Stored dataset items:
** Begin **
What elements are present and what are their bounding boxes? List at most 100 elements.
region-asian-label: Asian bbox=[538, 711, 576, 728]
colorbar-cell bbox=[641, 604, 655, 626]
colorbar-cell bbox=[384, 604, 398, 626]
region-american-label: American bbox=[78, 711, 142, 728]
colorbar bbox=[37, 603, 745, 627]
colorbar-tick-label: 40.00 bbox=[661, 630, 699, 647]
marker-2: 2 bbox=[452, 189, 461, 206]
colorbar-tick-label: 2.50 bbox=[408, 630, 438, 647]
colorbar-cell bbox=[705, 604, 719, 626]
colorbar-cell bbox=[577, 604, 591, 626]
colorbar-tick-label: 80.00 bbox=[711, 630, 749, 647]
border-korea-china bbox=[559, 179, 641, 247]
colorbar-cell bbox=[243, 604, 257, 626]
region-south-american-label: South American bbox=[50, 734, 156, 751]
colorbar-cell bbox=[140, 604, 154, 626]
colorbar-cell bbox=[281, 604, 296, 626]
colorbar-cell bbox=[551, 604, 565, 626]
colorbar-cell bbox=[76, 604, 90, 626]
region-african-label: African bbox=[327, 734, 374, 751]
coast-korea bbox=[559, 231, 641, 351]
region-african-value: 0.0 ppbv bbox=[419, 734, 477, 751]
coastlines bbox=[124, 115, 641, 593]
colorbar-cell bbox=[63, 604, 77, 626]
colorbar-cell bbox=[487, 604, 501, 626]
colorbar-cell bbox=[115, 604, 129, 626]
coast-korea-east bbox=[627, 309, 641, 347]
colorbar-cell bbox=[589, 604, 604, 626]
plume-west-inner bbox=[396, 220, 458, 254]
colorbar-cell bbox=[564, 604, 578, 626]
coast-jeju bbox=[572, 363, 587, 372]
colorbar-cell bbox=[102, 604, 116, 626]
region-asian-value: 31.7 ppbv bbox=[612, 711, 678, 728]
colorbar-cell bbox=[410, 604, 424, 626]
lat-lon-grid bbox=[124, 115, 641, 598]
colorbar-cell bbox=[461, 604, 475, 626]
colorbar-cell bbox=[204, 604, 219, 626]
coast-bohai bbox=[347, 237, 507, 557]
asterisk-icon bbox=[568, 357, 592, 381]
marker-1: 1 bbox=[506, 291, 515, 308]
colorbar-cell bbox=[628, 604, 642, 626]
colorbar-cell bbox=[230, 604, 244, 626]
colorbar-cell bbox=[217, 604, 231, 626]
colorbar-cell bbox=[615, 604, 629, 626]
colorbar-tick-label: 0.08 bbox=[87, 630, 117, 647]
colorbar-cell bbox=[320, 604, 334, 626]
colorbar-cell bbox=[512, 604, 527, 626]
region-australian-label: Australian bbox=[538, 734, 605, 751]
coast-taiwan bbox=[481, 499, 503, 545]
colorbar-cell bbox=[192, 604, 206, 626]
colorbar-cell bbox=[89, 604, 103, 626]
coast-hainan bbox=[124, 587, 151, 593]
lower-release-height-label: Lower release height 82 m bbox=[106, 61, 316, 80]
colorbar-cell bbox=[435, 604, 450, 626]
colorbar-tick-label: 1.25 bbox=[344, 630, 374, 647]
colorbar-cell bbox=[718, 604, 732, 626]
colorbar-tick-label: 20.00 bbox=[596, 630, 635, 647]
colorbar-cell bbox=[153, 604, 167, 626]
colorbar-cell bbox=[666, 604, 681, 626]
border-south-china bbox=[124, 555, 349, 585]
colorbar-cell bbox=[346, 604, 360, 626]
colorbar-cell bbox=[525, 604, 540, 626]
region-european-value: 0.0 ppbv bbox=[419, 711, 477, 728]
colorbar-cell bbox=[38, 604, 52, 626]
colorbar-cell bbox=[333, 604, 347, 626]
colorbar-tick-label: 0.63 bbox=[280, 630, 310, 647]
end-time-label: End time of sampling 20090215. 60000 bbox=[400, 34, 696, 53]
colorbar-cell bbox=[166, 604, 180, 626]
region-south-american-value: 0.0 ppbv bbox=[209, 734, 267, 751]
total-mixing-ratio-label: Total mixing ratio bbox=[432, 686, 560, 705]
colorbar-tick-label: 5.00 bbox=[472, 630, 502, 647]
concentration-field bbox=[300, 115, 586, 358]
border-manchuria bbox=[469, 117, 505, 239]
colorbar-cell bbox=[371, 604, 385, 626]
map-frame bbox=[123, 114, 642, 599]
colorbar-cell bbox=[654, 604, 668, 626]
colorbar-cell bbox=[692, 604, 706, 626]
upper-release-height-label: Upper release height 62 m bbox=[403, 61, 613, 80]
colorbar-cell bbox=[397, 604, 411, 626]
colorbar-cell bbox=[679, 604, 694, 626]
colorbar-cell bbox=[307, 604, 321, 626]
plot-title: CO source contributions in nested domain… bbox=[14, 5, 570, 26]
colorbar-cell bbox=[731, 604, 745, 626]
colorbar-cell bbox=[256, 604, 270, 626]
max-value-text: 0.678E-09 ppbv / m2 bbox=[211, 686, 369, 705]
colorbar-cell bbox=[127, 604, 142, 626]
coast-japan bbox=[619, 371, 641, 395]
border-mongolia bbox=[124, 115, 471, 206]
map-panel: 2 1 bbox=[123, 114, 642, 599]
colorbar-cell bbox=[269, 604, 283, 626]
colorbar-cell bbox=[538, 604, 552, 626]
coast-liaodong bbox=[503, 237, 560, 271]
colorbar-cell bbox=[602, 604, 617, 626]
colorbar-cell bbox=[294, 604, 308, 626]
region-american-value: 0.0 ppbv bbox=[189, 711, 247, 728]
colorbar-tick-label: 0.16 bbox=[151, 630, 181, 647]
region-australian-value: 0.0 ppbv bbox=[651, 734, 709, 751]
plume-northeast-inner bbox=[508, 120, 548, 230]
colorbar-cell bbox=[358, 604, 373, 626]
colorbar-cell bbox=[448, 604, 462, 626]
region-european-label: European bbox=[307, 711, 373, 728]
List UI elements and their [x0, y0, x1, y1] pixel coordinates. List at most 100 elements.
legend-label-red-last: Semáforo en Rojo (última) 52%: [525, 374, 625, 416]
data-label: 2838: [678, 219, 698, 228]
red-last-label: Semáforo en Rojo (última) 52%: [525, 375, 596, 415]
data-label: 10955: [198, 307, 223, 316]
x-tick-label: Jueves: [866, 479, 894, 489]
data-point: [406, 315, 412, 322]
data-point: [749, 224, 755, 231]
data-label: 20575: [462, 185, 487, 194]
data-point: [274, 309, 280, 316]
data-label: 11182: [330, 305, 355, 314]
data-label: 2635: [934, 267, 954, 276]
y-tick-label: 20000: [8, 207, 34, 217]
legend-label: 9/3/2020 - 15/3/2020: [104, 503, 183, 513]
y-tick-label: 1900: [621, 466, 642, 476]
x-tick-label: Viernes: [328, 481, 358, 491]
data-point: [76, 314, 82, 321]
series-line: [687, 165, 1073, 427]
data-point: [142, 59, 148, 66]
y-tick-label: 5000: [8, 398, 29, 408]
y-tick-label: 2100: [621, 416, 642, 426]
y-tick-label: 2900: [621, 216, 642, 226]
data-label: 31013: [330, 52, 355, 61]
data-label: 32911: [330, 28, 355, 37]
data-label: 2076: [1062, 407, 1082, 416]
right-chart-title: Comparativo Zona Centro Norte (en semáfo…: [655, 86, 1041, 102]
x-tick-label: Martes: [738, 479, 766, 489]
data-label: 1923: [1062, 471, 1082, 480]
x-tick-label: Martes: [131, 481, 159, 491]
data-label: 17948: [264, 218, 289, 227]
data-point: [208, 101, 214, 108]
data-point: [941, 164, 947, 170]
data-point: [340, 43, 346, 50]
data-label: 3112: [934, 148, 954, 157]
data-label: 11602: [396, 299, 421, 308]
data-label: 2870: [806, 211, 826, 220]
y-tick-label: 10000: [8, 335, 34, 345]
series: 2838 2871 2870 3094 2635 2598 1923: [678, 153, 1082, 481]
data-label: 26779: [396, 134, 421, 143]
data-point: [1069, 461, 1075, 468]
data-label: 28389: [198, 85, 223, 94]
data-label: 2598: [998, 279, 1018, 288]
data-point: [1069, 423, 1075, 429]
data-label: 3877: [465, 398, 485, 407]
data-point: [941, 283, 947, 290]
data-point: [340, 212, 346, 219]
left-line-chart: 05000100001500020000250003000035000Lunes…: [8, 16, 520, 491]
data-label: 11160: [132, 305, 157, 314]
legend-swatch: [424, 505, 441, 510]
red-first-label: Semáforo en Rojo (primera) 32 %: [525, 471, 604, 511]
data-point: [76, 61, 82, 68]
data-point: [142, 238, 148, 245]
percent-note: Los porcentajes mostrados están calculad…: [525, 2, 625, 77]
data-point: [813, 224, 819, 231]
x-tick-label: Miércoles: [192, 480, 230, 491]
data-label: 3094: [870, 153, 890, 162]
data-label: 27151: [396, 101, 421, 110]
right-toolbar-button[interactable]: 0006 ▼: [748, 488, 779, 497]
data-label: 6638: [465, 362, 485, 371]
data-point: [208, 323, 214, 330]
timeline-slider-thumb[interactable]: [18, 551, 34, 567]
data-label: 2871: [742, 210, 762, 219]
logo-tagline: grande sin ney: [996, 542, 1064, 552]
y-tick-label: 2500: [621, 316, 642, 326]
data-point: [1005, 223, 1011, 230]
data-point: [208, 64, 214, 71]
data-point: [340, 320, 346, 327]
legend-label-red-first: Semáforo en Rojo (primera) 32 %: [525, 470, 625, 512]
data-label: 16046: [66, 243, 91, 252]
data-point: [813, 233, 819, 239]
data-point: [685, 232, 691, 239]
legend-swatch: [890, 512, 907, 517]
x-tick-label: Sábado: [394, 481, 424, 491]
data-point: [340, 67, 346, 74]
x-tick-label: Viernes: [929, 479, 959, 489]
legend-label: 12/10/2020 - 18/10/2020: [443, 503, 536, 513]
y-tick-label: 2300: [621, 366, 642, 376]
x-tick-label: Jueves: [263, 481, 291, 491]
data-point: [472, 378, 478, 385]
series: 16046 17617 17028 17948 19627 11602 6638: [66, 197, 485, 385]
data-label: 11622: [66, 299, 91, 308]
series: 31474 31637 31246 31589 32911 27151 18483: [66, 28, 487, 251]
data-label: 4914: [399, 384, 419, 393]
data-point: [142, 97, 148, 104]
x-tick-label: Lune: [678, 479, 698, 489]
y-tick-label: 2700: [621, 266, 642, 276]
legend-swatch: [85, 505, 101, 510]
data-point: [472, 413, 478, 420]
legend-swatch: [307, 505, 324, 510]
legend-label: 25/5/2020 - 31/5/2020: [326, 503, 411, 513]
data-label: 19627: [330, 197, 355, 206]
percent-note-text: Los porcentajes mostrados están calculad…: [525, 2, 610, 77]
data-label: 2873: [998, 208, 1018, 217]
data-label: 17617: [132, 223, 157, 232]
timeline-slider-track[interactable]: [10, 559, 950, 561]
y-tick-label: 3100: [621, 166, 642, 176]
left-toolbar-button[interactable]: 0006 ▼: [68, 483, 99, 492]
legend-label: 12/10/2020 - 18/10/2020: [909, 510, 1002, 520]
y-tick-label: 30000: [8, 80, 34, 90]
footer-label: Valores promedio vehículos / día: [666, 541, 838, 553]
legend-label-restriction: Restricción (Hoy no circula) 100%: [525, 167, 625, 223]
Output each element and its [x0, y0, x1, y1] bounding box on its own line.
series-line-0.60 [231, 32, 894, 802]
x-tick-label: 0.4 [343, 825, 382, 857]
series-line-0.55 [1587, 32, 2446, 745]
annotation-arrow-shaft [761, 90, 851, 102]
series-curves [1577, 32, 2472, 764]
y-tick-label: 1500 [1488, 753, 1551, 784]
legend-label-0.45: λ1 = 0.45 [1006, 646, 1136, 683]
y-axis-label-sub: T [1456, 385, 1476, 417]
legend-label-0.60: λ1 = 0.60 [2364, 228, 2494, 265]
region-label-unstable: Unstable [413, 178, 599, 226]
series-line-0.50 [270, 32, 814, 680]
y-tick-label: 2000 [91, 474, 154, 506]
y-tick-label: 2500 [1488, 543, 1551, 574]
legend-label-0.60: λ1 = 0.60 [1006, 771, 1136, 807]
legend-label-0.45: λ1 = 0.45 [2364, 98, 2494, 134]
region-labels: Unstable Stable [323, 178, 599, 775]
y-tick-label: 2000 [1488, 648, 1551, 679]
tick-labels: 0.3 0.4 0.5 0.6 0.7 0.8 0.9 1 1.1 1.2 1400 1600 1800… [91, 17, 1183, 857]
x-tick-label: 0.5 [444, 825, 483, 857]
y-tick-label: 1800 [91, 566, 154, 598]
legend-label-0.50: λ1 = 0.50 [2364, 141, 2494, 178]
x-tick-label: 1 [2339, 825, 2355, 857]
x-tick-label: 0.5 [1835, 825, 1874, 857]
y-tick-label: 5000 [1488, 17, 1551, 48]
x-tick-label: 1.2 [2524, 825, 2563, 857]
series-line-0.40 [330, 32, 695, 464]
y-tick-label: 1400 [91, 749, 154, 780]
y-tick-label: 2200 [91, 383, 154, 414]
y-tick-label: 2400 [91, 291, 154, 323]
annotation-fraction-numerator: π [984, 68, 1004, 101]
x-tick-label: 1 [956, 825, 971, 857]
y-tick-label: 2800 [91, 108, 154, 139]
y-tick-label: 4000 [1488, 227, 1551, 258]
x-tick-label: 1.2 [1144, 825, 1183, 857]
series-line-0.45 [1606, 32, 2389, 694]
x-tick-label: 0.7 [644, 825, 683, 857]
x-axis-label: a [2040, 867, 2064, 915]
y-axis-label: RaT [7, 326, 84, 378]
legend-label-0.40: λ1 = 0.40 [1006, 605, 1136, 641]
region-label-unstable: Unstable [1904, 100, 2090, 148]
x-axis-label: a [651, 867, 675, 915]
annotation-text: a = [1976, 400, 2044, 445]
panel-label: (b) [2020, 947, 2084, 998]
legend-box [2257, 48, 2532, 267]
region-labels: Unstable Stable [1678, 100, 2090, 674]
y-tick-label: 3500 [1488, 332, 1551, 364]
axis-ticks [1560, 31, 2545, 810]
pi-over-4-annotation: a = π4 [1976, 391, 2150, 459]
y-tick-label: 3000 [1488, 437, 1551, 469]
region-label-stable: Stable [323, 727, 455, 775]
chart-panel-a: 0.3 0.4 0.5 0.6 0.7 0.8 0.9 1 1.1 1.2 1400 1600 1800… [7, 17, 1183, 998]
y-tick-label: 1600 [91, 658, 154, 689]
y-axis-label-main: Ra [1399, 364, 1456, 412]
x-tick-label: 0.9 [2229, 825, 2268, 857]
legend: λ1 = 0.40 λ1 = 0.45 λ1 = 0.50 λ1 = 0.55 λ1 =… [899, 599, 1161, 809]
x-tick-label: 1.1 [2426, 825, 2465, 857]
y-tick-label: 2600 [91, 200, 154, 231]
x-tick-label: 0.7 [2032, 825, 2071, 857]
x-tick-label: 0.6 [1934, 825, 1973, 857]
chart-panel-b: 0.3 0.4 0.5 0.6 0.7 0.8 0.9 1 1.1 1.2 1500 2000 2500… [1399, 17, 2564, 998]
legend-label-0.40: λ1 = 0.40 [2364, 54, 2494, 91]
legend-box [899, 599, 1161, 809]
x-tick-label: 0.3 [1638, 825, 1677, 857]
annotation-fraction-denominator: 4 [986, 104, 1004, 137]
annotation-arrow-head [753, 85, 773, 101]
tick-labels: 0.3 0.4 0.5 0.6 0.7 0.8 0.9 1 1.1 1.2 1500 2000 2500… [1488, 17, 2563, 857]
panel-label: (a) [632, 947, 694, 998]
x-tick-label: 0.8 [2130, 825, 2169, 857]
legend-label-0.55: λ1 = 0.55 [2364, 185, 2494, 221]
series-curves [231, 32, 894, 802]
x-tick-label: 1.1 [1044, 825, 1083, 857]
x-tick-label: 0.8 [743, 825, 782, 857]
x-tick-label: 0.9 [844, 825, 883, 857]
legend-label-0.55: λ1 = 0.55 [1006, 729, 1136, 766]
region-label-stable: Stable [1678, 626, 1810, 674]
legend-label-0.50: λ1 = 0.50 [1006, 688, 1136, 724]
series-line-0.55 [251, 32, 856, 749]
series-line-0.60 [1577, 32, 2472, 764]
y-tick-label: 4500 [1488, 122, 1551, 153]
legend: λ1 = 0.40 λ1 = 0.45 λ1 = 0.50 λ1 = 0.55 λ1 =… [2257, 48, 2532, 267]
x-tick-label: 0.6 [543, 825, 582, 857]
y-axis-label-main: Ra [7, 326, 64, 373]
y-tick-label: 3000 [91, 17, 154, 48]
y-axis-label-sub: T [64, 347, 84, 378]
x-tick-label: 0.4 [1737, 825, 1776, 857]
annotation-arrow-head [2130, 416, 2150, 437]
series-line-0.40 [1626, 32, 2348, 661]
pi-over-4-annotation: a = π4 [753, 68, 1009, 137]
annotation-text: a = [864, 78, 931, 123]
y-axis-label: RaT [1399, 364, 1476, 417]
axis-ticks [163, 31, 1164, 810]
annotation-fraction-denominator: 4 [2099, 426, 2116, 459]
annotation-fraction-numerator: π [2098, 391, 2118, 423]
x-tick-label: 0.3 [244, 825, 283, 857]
** End **
§ **Problem to solve**
Rewrite the items from their first line through the line containing "region-african-label: African bbox=[327, 734, 374, 751]", replacing "colorbar-tick-label" with "scale-tick-label" wherever it occurs and leaving everything else unchanged.

§ **Exercise answer**
What elements are present and what are their bounding boxes? List at most 100 elements.
region-asian-label: Asian bbox=[538, 711, 576, 728]
colorbar-cell bbox=[641, 604, 655, 626]
colorbar-cell bbox=[384, 604, 398, 626]
region-american-label: American bbox=[78, 711, 142, 728]
colorbar bbox=[37, 603, 745, 627]
scale-tick-label: 40.00 bbox=[661, 630, 699, 647]
marker-2: 2 bbox=[452, 189, 461, 206]
scale-tick-label: 2.50 bbox=[408, 630, 438, 647]
colorbar-cell bbox=[705, 604, 719, 626]
colorbar-cell bbox=[577, 604, 591, 626]
scale-tick-label: 80.00 bbox=[711, 630, 749, 647]
border-korea-china bbox=[559, 179, 641, 247]
colorbar-cell bbox=[243, 604, 257, 626]
region-south-american-label: South American bbox=[50, 734, 156, 751]
colorbar-cell bbox=[140, 604, 154, 626]
colorbar-cell bbox=[281, 604, 296, 626]
colorbar-cell bbox=[551, 604, 565, 626]
colorbar-cell bbox=[76, 604, 90, 626]
region-african-label: African bbox=[327, 734, 374, 751]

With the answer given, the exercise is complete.